▸ Source data:
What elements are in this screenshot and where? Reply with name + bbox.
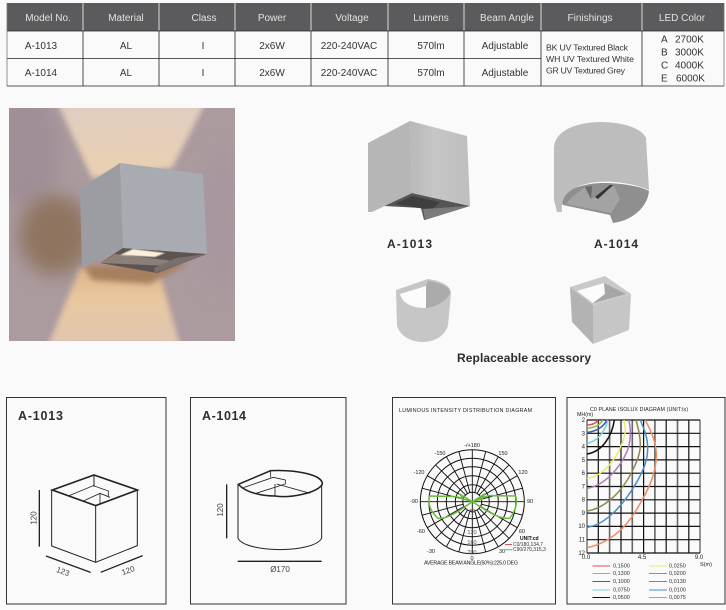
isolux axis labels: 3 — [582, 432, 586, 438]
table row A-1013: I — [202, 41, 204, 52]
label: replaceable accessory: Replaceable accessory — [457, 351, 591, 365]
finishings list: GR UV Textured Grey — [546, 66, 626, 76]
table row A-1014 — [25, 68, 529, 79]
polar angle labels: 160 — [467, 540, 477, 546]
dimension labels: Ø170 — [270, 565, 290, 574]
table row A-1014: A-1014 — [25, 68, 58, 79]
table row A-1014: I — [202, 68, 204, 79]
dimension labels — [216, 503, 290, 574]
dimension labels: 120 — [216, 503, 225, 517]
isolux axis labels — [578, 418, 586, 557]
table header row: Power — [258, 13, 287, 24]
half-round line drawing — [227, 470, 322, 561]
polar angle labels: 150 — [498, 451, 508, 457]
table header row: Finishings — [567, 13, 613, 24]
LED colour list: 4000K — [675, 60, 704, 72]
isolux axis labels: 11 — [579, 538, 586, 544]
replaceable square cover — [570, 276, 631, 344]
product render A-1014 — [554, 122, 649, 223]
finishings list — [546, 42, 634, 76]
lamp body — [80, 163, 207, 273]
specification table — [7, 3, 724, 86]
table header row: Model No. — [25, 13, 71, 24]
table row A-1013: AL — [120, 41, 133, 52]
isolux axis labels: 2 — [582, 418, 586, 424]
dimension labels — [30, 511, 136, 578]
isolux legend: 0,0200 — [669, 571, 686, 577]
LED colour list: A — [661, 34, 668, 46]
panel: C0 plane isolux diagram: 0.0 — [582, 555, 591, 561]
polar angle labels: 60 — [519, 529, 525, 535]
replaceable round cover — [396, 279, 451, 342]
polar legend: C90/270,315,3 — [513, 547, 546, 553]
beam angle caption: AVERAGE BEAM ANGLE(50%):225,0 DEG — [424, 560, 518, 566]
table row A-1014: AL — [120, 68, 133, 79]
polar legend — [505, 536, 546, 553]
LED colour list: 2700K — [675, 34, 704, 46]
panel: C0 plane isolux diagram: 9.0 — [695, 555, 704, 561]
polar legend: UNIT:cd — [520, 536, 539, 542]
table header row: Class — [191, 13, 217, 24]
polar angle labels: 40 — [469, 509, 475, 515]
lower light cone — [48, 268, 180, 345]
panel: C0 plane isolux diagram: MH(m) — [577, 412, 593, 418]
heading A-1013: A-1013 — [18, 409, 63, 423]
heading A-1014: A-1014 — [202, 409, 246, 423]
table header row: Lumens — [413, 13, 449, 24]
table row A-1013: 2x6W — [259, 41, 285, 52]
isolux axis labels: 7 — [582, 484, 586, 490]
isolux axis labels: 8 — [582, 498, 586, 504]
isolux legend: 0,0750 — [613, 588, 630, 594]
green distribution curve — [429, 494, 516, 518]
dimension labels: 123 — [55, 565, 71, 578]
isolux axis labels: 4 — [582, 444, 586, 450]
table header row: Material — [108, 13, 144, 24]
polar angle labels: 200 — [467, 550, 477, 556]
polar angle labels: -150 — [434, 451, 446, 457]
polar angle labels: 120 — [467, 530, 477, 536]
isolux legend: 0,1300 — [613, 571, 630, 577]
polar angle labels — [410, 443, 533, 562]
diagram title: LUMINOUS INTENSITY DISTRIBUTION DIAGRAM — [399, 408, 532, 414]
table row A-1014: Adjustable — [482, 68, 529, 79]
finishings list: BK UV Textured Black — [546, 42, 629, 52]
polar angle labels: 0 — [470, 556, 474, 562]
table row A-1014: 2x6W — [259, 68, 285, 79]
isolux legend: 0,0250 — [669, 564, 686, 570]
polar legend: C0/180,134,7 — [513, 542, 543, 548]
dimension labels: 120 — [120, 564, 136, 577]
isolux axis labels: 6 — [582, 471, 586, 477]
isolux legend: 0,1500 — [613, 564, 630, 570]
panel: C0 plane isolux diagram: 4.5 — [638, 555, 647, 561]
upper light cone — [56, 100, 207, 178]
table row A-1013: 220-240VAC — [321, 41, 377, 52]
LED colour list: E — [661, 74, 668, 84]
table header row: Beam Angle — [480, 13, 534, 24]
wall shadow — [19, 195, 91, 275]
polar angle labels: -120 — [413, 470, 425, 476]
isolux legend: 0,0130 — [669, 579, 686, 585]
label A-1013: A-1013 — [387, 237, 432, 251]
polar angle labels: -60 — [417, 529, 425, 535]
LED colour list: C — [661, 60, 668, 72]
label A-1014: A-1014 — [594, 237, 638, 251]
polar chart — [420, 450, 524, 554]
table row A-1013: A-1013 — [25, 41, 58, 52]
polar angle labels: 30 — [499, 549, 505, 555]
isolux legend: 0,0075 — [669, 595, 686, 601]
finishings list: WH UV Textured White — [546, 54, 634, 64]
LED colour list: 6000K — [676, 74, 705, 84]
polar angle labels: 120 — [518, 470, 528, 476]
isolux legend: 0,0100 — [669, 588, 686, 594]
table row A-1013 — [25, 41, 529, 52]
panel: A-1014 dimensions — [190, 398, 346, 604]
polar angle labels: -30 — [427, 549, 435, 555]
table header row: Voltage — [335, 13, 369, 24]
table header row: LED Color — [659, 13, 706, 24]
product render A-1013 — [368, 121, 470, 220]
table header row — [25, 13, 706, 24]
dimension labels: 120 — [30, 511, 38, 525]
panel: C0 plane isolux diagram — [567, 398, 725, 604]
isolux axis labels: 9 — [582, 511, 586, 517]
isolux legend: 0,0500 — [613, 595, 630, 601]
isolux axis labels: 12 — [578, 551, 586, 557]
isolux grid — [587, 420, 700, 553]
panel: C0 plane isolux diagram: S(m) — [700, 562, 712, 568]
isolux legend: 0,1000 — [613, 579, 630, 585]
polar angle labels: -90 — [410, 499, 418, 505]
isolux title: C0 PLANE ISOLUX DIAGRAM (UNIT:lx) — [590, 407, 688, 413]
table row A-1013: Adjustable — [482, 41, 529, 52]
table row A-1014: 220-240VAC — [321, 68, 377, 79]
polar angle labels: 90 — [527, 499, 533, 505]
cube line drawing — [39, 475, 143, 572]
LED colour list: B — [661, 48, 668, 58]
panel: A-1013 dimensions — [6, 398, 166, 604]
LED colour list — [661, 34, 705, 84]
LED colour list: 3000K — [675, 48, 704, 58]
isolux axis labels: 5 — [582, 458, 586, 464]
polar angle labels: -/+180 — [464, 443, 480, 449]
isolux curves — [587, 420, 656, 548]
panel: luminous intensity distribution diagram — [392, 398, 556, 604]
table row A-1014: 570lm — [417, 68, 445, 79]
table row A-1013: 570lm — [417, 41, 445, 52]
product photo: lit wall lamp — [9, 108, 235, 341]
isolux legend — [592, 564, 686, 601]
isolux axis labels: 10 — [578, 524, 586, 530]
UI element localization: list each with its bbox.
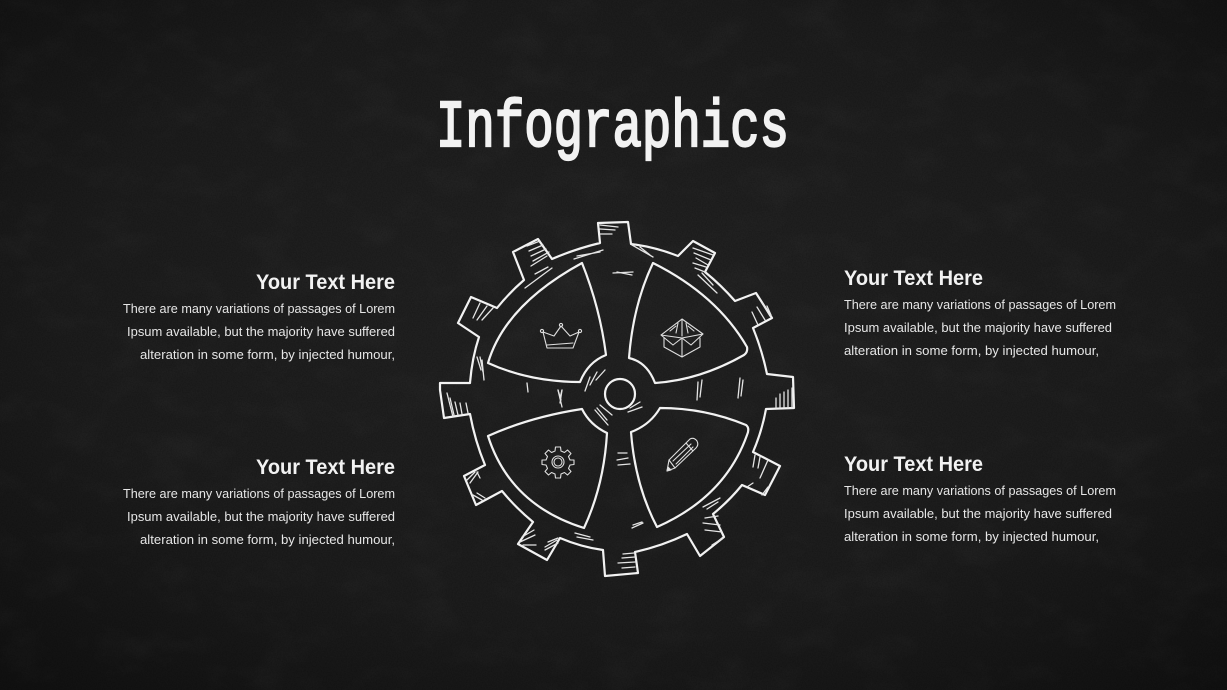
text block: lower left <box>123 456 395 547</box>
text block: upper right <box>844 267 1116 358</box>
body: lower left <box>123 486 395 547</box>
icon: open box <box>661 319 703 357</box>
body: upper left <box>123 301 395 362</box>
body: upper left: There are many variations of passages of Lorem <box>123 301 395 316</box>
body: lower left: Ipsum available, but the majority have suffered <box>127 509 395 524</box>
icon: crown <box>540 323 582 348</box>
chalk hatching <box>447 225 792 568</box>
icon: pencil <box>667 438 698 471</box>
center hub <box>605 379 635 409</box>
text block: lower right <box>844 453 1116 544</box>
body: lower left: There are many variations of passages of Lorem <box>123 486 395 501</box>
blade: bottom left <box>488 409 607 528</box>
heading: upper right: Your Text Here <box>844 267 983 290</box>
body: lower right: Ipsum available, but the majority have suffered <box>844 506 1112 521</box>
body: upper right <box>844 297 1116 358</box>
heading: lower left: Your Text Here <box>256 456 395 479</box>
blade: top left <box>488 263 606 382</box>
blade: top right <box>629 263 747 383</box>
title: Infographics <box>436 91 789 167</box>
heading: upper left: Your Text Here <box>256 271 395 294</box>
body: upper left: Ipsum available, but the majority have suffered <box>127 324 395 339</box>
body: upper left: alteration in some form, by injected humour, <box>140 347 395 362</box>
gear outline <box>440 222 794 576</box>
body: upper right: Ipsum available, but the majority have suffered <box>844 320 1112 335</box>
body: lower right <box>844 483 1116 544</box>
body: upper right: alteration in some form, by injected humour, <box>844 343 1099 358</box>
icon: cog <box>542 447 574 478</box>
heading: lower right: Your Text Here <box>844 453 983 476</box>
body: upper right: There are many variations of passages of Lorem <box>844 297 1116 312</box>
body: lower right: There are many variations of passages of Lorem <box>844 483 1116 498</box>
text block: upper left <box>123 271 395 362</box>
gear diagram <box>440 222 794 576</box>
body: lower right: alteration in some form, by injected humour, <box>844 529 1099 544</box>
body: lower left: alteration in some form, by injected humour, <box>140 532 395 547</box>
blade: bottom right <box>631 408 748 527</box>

▸ Exercise description:
Copy the data starting at the line that contains "isolux axis labels: 3 — [582, 432, 586, 438]" and ending at the line that contains "isolux axis labels: 11 — [579, 538, 586, 544]", with "labels" swapped for "markings" and nothing else changed.

▸ Answer below:
isolux axis markings: 3 — [582, 432, 586, 438]
table row A-1013: I — [202, 41, 204, 52]
label: replaceable accessory: Replaceable accessory — [457, 351, 591, 365]
finishings list: GR UV Textured Grey — [546, 66, 626, 76]
table row A-1014 — [25, 68, 529, 79]
polar angle markings: 160 — [467, 540, 477, 546]
dimension markings: Ø170 — [270, 565, 290, 574]
table row A-1014: A-1014 — [25, 68, 58, 79]
table row A-1014: I — [202, 68, 204, 79]
dimension markings — [216, 503, 290, 574]
dimension markings: 120 — [216, 503, 225, 517]
isolux axis markings — [578, 418, 586, 557]
table header row: Power — [258, 13, 287, 24]
half-round line drawing — [227, 470, 322, 561]
polar angle markings: 150 — [498, 451, 508, 457]
table header row: Finishings — [567, 13, 613, 24]
LED colour list: 4000K — [675, 60, 704, 72]
isolux axis markings: 11 — [579, 538, 586, 544]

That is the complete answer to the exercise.